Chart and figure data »
^^^^^^^^
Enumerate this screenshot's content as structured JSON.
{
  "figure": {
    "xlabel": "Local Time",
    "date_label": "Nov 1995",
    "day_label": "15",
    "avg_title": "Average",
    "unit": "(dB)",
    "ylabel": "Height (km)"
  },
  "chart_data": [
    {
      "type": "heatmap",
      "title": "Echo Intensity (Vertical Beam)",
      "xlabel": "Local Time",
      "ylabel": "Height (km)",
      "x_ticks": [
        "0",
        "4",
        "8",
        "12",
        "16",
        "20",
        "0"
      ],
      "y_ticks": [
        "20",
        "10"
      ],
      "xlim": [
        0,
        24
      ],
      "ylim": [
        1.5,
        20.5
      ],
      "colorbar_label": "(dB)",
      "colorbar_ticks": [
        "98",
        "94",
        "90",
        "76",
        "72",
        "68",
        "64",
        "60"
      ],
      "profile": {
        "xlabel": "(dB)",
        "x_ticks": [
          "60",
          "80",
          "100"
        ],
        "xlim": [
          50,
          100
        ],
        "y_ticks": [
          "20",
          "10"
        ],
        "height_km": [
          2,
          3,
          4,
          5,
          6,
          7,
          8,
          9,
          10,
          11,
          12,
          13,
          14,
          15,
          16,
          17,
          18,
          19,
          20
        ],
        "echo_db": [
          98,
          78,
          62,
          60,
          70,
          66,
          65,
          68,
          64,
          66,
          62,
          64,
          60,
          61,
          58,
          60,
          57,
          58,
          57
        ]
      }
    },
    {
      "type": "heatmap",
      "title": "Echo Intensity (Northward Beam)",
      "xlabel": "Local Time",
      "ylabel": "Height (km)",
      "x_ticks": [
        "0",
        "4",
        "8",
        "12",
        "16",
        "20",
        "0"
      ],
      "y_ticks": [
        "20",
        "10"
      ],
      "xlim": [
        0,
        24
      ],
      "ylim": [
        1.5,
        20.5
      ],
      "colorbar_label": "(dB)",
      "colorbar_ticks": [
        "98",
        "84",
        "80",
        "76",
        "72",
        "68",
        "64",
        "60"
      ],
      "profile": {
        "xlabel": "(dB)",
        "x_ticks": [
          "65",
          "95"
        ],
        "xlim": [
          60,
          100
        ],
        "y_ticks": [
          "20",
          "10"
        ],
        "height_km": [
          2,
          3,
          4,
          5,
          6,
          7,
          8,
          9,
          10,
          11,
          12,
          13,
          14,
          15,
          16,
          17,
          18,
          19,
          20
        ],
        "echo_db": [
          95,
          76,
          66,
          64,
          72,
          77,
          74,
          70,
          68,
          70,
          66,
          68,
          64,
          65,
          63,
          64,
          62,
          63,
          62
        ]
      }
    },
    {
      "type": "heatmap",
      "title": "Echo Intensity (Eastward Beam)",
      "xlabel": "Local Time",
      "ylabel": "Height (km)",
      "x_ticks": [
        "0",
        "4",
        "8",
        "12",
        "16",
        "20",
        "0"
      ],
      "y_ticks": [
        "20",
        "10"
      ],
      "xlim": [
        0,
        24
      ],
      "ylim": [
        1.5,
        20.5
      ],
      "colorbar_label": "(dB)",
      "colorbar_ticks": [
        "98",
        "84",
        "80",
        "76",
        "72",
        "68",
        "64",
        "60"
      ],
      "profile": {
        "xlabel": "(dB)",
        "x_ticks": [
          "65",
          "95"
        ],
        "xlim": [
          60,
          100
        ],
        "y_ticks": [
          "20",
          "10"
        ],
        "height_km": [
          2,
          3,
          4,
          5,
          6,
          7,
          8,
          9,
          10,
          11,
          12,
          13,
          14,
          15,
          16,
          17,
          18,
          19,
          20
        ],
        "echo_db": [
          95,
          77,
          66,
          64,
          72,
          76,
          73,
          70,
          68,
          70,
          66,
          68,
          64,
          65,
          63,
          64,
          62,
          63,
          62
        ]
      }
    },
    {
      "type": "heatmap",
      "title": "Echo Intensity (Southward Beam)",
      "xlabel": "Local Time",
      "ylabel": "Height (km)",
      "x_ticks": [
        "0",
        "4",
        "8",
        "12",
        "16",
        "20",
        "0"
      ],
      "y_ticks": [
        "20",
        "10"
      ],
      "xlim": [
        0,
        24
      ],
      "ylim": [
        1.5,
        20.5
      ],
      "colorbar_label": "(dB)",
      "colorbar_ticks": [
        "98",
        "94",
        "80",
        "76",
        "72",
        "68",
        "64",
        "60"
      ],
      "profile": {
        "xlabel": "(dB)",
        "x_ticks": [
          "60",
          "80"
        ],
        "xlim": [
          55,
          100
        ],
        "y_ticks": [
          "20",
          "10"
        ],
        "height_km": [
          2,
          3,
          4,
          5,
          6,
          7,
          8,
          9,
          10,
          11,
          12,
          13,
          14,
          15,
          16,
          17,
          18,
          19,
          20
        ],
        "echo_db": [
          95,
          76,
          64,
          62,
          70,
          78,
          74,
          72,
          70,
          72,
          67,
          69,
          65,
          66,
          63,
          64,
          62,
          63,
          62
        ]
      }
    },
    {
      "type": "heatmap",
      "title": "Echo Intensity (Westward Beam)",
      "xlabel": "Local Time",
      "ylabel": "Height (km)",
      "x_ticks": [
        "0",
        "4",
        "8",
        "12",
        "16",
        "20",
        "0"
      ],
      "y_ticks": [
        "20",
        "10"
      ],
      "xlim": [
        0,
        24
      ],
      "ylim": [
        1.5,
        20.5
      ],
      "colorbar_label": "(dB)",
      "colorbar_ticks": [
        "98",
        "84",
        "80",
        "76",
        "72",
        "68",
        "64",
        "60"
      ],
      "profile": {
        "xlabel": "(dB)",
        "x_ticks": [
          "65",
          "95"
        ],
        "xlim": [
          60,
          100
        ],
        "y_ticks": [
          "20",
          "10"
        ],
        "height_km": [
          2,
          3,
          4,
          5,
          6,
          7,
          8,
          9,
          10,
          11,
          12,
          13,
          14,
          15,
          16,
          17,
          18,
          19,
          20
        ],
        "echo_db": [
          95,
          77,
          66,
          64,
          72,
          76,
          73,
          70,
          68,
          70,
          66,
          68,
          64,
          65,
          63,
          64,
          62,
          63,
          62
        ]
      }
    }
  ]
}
^^^^^^^^
Locate the string "Beam" in the listing above and copy every line where it occurs.

      "title": "Echo Intensity (Vertical Beam)",
      "title": "Echo Intensity (Northward Beam)",
      "title": "Echo Intensity (Eastward Beam)",
      "title": "Echo Intensity (Southward Beam)",
      "title": "Echo Intensity (Westward Beam)",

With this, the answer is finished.